● INPUT RECORDS
****************************************

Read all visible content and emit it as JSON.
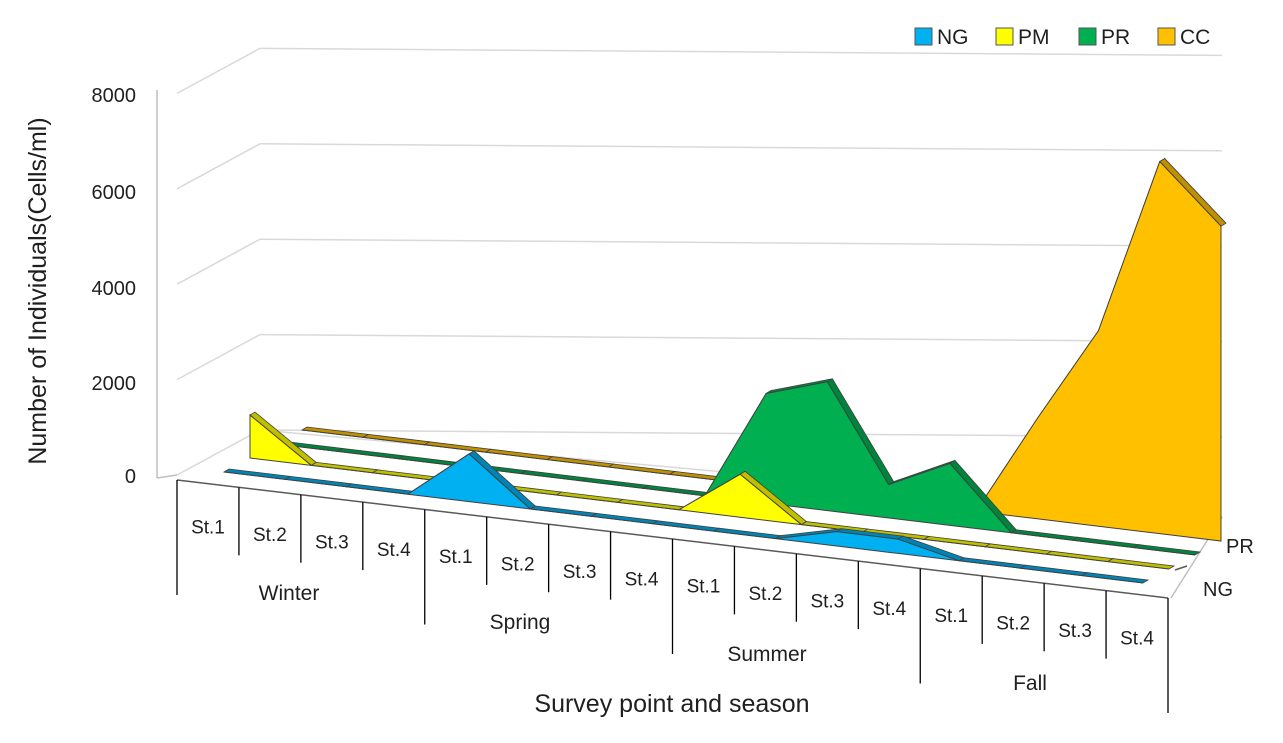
{
  "chart_data": {
    "type": "area",
    "subtype": "3d-area",
    "title": "",
    "xlabel": "Survey point and season",
    "ylabel": "Number of Individuals(Cells/ml)",
    "ylim": [
      0,
      8000
    ],
    "yticks": [
      "0",
      "2000",
      "4000",
      "6000",
      "8000"
    ],
    "groups": [
      "Winter",
      "Spring",
      "Summer",
      "Fall"
    ],
    "categories": [
      "St.1",
      "St.2",
      "St.3",
      "St.4",
      "St.1",
      "St.2",
      "St.3",
      "St.4",
      "St.1",
      "St.2",
      "St.3",
      "St.4",
      "St.1",
      "St.2",
      "St.3",
      "St.4"
    ],
    "depth_labels": [
      "PR",
      "NG"
    ],
    "legend": [
      "NG",
      "PM",
      "PR",
      "CC"
    ],
    "series": [
      {
        "name": "NG",
        "color": "#00B0F0",
        "values": [
          0,
          0,
          0,
          0,
          1000,
          0,
          0,
          0,
          0,
          0,
          300,
          300,
          0,
          0,
          0,
          0
        ]
      },
      {
        "name": "PM",
        "color": "#FFFF00",
        "values": [
          900,
          0,
          0,
          0,
          0,
          0,
          0,
          0,
          900,
          0,
          0,
          0,
          0,
          0,
          0,
          0
        ]
      },
      {
        "name": "PR",
        "color": "#00B050",
        "values": [
          0,
          0,
          0,
          0,
          0,
          0,
          0,
          0,
          2300,
          2700,
          700,
          1300,
          0,
          0,
          0,
          0
        ]
      },
      {
        "name": "CC",
        "color": "#FFC000",
        "values": [
          0,
          0,
          0,
          0,
          0,
          0,
          0,
          0,
          0,
          0,
          0,
          0,
          2100,
          4100,
          7800,
          6600
        ]
      }
    ]
  }
}
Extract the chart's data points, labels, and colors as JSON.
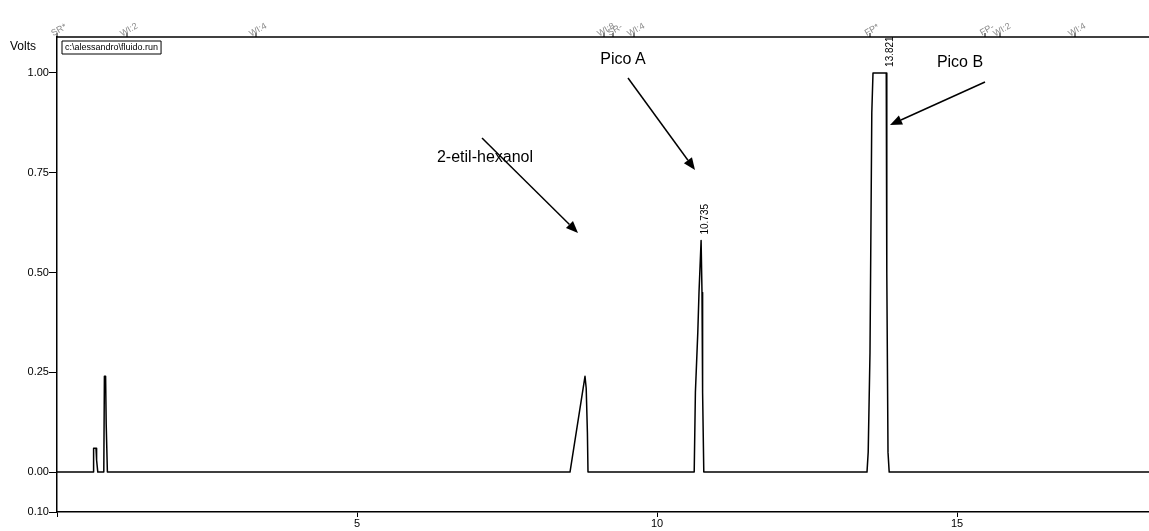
{
  "chart_data": {
    "type": "line",
    "ylabel": "Volts",
    "annotations": [
      "c:\\alessandro\\fluido.run",
      "2-etil-hexanol",
      "Pico A",
      "Pico B",
      {
        "text": "10.735",
        "x": 10.735,
        "y": 0.58
      },
      {
        "text": "13.821",
        "x": 13.821,
        "y": 1.0
      },
      "SR*",
      "WI:2",
      "WI:4",
      "WI:8",
      "SR-",
      "WI:4",
      "FP*",
      "FP-",
      "WI:2",
      "WI:4"
    ],
    "series": [
      {
        "color": "#000000",
        "x": [
          0,
          0.6,
          0.61,
          0.65,
          0.66,
          0.68,
          0.78,
          0.79,
          0.81,
          0.82,
          0.84,
          8.55,
          8.8,
          8.82,
          8.84,
          8.85,
          10.62,
          10.64,
          10.68,
          10.7,
          10.735,
          10.75,
          10.76,
          10.78,
          13.5,
          13.52,
          13.55,
          13.58,
          13.6,
          13.821,
          13.83,
          13.85,
          13.87,
          18.2
        ],
        "values": [
          0,
          0,
          0.06,
          0.06,
          0.03,
          0,
          0,
          0.24,
          0.24,
          0.12,
          0,
          0,
          0.24,
          0.21,
          0.1,
          0,
          0,
          0.2,
          0.35,
          0.45,
          0.58,
          0.45,
          0.2,
          0,
          0,
          0.05,
          0.3,
          0.9,
          1.0,
          1.0,
          0.5,
          0.05,
          0,
          0
        ]
      }
    ],
    "xlim": [
      0,
      18.2
    ],
    "xticks": [
      {
        "value": 0,
        "label": null
      },
      5,
      10,
      15
    ],
    "ylim": [
      -0.1,
      1.09
    ],
    "yticks": [
      {
        "value": -0.1,
        "label": "0.10"
      },
      {
        "value": 0,
        "label": "0.00"
      },
      {
        "value": 0.25,
        "label": "0.25"
      },
      {
        "value": 0.5,
        "label": "0.50"
      },
      {
        "value": 0.75,
        "label": "0.75"
      },
      {
        "value": 1,
        "label": "1.00"
      }
    ],
    "grid": false,
    "legend": false,
    "marker": "none",
    "line_style": "solid"
  }
}
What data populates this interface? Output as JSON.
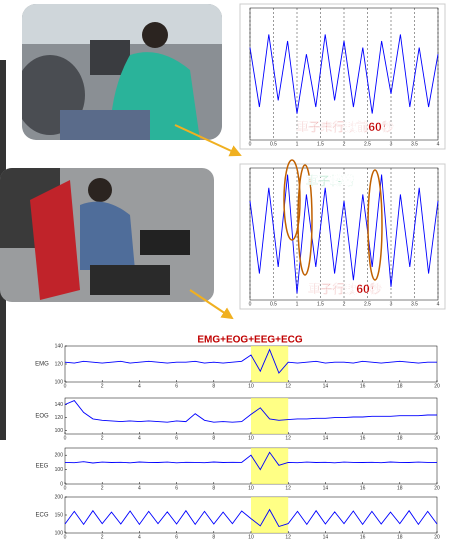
{
  "chart_data": [
    {
      "type": "line",
      "color": "#0000ff",
      "x": [
        0,
        0.2,
        0.4,
        0.6,
        0.8,
        1,
        1.2,
        1.4,
        1.6,
        1.8,
        2,
        2.2,
        2.4,
        2.6,
        2.8,
        3,
        3.2,
        3.4,
        3.6,
        3.8,
        4
      ],
      "values": [
        0.4,
        -0.5,
        0.6,
        -0.4,
        0.5,
        -0.6,
        0.3,
        -0.5,
        0.6,
        -0.4,
        0.5,
        -0.5,
        0.4,
        -0.6,
        0.5,
        -0.3,
        0.6,
        -0.5,
        0.4,
        -0.5,
        0.3
      ],
      "xlim": [
        0,
        4
      ],
      "xticks": [
        0,
        0.5,
        1,
        1.5,
        2,
        2.5,
        3,
        3.5,
        4
      ],
      "ylim": [
        -1,
        1
      ],
      "grid": true,
      "annotations": [
        {
          "text": "車子未行駛前60秒",
          "color": "#c00000"
        }
      ]
    },
    {
      "type": "line",
      "color": "#0000ff",
      "x": [
        0,
        0.2,
        0.4,
        0.6,
        0.8,
        1,
        1.2,
        1.4,
        1.6,
        1.8,
        2,
        2.2,
        2.4,
        2.6,
        2.8,
        3,
        3.2,
        3.4,
        3.6,
        3.8,
        4
      ],
      "values": [
        0.5,
        -0.6,
        0.7,
        -0.5,
        0.9,
        -0.9,
        0.6,
        -0.5,
        0.7,
        -0.6,
        0.5,
        -0.7,
        0.6,
        -0.5,
        0.9,
        -0.8,
        0.6,
        -0.5,
        0.7,
        -0.6,
        0.5
      ],
      "xlim": [
        0,
        4
      ],
      "xticks": [
        0,
        0.5,
        1,
        1.5,
        2,
        2.5,
        3,
        3.5,
        4
      ],
      "ylim": [
        -1,
        1
      ],
      "grid": true,
      "annotations": [
        {
          "text": "車子轉彎",
          "color": "#00a050"
        },
        {
          "text": "車子行駛60秒",
          "color": "#c00000"
        }
      ]
    },
    {
      "type": "multi-line",
      "title": "EMG+EOG+EEG+ECG",
      "color": "#0000ff",
      "highlight_color": "#ffff66",
      "x": [
        0,
        0.5,
        1,
        1.5,
        2,
        2.5,
        3,
        3.5,
        4,
        4.5,
        5,
        5.5,
        6,
        6.5,
        7,
        7.5,
        8,
        8.5,
        9,
        9.5,
        10,
        10.5,
        11,
        11.5,
        12,
        12.5,
        13,
        13.5,
        14,
        14.5,
        15,
        15.5,
        16,
        16.5,
        17,
        17.5,
        18,
        18.5,
        19,
        19.5,
        20
      ],
      "xlim": [
        0,
        20
      ],
      "xticks": [
        0,
        2,
        4,
        6,
        8,
        10,
        12,
        14,
        16,
        18,
        20
      ],
      "highlight_x": [
        10,
        12
      ],
      "panels": [
        {
          "name": "EMG",
          "ylim": [
            100,
            140
          ],
          "yticks": [
            100,
            120,
            140
          ],
          "values": [
            122,
            121,
            123,
            122,
            121,
            122,
            123,
            121,
            122,
            123,
            122,
            121,
            122,
            122,
            123,
            121,
            122,
            121,
            122,
            123,
            130,
            112,
            136,
            110,
            122,
            121,
            122,
            123,
            121,
            122,
            122,
            121,
            123,
            122,
            121,
            122,
            123,
            122,
            121,
            122,
            122
          ]
        },
        {
          "name": "EOG",
          "ylim": [
            95,
            150
          ],
          "yticks": [
            100,
            120,
            140
          ],
          "values": [
            140,
            146,
            128,
            118,
            116,
            115,
            114,
            115,
            114,
            115,
            114,
            113,
            115,
            114,
            126,
            116,
            113,
            114,
            113,
            114,
            125,
            135,
            118,
            116,
            117,
            118,
            118,
            119,
            119,
            120,
            120,
            121,
            121,
            122,
            122,
            122,
            123,
            123,
            123,
            124,
            124
          ]
        },
        {
          "name": "EEG",
          "ylim": [
            0,
            250
          ],
          "yticks": [
            0,
            100,
            200
          ],
          "values": [
            150,
            148,
            155,
            146,
            152,
            149,
            151,
            147,
            153,
            150,
            149,
            152,
            147,
            151,
            150,
            148,
            153,
            149,
            151,
            150,
            200,
            100,
            220,
            130,
            150,
            148,
            152,
            149,
            151,
            147,
            152,
            150,
            149,
            151,
            148,
            153,
            150,
            149,
            152,
            150,
            150
          ]
        },
        {
          "name": "ECG",
          "ylim": [
            100,
            200
          ],
          "yticks": [
            100,
            150,
            200
          ],
          "values": [
            125,
            160,
            124,
            162,
            126,
            158,
            125,
            161,
            124,
            160,
            126,
            159,
            125,
            162,
            124,
            160,
            125,
            158,
            126,
            161,
            140,
            120,
            165,
            118,
            126,
            160,
            124,
            162,
            125,
            159,
            126,
            161,
            124,
            160,
            125,
            158,
            126,
            162,
            124,
            160,
            125
          ]
        }
      ]
    }
  ]
}
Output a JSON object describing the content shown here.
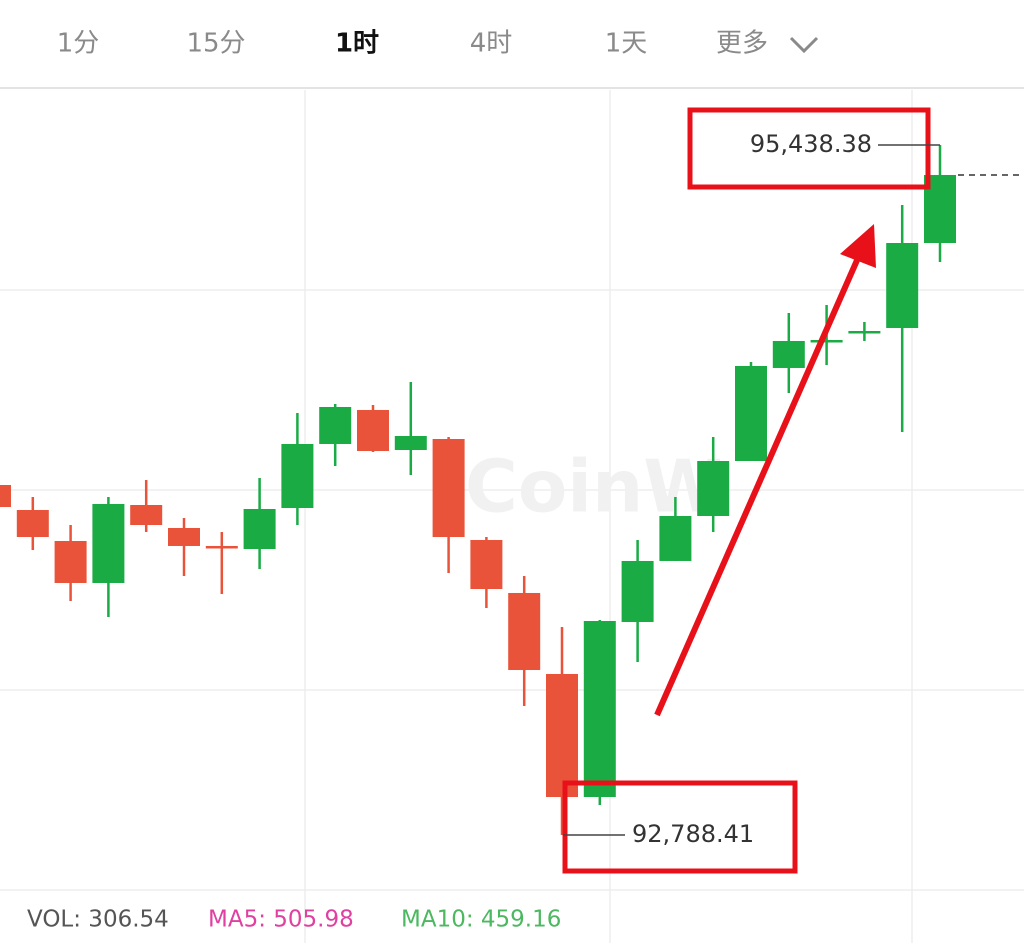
{
  "tabs": [
    {
      "label": "1分",
      "active": false
    },
    {
      "label": "15分",
      "active": false
    },
    {
      "label": "1时",
      "active": true
    },
    {
      "label": "4时",
      "active": false
    },
    {
      "label": "1天",
      "active": false
    },
    {
      "label": "更多",
      "active": false
    }
  ],
  "chart_data": {
    "type": "candlestick",
    "watermark": "CoinW",
    "up_color": "#1aab45",
    "down_color": "#e8533a",
    "ylim": [
      92577.2,
      95649.6
    ],
    "candles": [
      {
        "open": 94132.6,
        "high": 94132.6,
        "low": 94048.1,
        "close": 94048.1
      },
      {
        "open": 94036.6,
        "high": 94086.5,
        "low": 93883.0,
        "close": 93932.9
      },
      {
        "open": 93917.6,
        "high": 93979.0,
        "low": 93687.1,
        "close": 93756.3
      },
      {
        "open": 93756.3,
        "high": 94086.5,
        "low": 93625.7,
        "close": 94059.7
      },
      {
        "open": 94055.8,
        "high": 94151.8,
        "low": 93952.1,
        "close": 93979.0
      },
      {
        "open": 93967.5,
        "high": 94005.9,
        "low": 93783.1,
        "close": 93898.4
      },
      {
        "open": 93898.4,
        "high": 93952.1,
        "low": 93714.0,
        "close": 93890.7
      },
      {
        "open": 93886.8,
        "high": 94159.5,
        "low": 93810.0,
        "close": 94040.5
      },
      {
        "open": 94044.3,
        "high": 94409.1,
        "low": 93979.0,
        "close": 94290.1
      },
      {
        "open": 94290.1,
        "high": 94443.7,
        "low": 94205.6,
        "close": 94432.2
      },
      {
        "open": 94420.7,
        "high": 94439.9,
        "low": 94259.4,
        "close": 94263.2
      },
      {
        "open": 94267.0,
        "high": 94528.2,
        "low": 94171.0,
        "close": 94320.8
      },
      {
        "open": 94309.3,
        "high": 94317.0,
        "low": 93794.7,
        "close": 93932.9
      },
      {
        "open": 93921.4,
        "high": 93932.9,
        "low": 93660.2,
        "close": 93733.2
      },
      {
        "open": 93717.9,
        "high": 93783.1,
        "low": 93283.9,
        "close": 93422.1
      },
      {
        "open": 93406.8,
        "high": 93587.3,
        "low": 92788.41,
        "close": 92934.4
      },
      {
        "open": 92934.4,
        "high": 93614.2,
        "low": 92903.7,
        "close": 93610.3
      },
      {
        "open": 93606.5,
        "high": 93921.4,
        "low": 93452.9,
        "close": 93840.8
      },
      {
        "open": 93840.8,
        "high": 94086.5,
        "low": 93840.8,
        "close": 94013.6
      },
      {
        "open": 94013.6,
        "high": 94317.0,
        "low": 93952.1,
        "close": 94224.8
      },
      {
        "open": 94224.8,
        "high": 94605.0,
        "low": 94224.8,
        "close": 94589.7
      },
      {
        "open": 94582.0,
        "high": 94793.2,
        "low": 94486.0,
        "close": 94685.7
      },
      {
        "open": 94681.8,
        "high": 94823.9,
        "low": 94593.5,
        "close": 94689.5
      },
      {
        "open": 94716.4,
        "high": 94758.6,
        "low": 94685.7,
        "close": 94724.1
      },
      {
        "open": 94735.6,
        "high": 95208.0,
        "low": 94336.2,
        "close": 95062.0
      },
      {
        "open": 95062.0,
        "high": 95438.38,
        "low": 94989.1,
        "close": 95323.2
      }
    ],
    "annotations": [
      {
        "value": 95438.38,
        "label": "95,438.38"
      },
      {
        "value": 92788.41,
        "label": "92,788.41"
      }
    ]
  },
  "indicators": [
    {
      "text": "VOL: 306.54",
      "color": "#555555"
    },
    {
      "text": "MA5: 505.98",
      "color": "#e040a0"
    },
    {
      "text": "MA10: 459.16",
      "color": "#4cb860"
    }
  ]
}
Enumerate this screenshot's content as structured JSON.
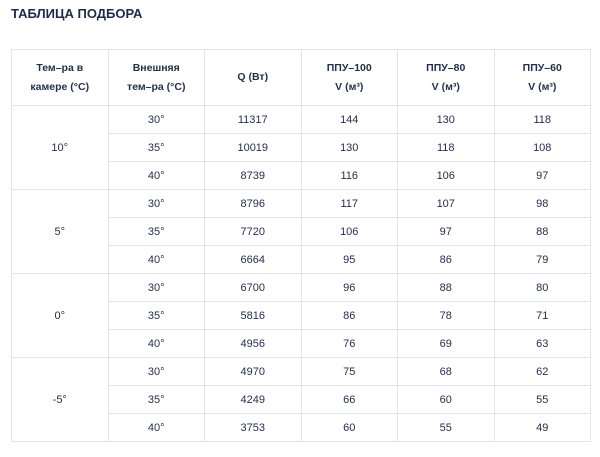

****************************************

● WHAT THE TASK REQUIRES
In the listing, find every line containing the word "Output" and list it.

● FINISHED TASK
What data populates this interface? Output as JSON.
Output a JSON object describing the content shown here.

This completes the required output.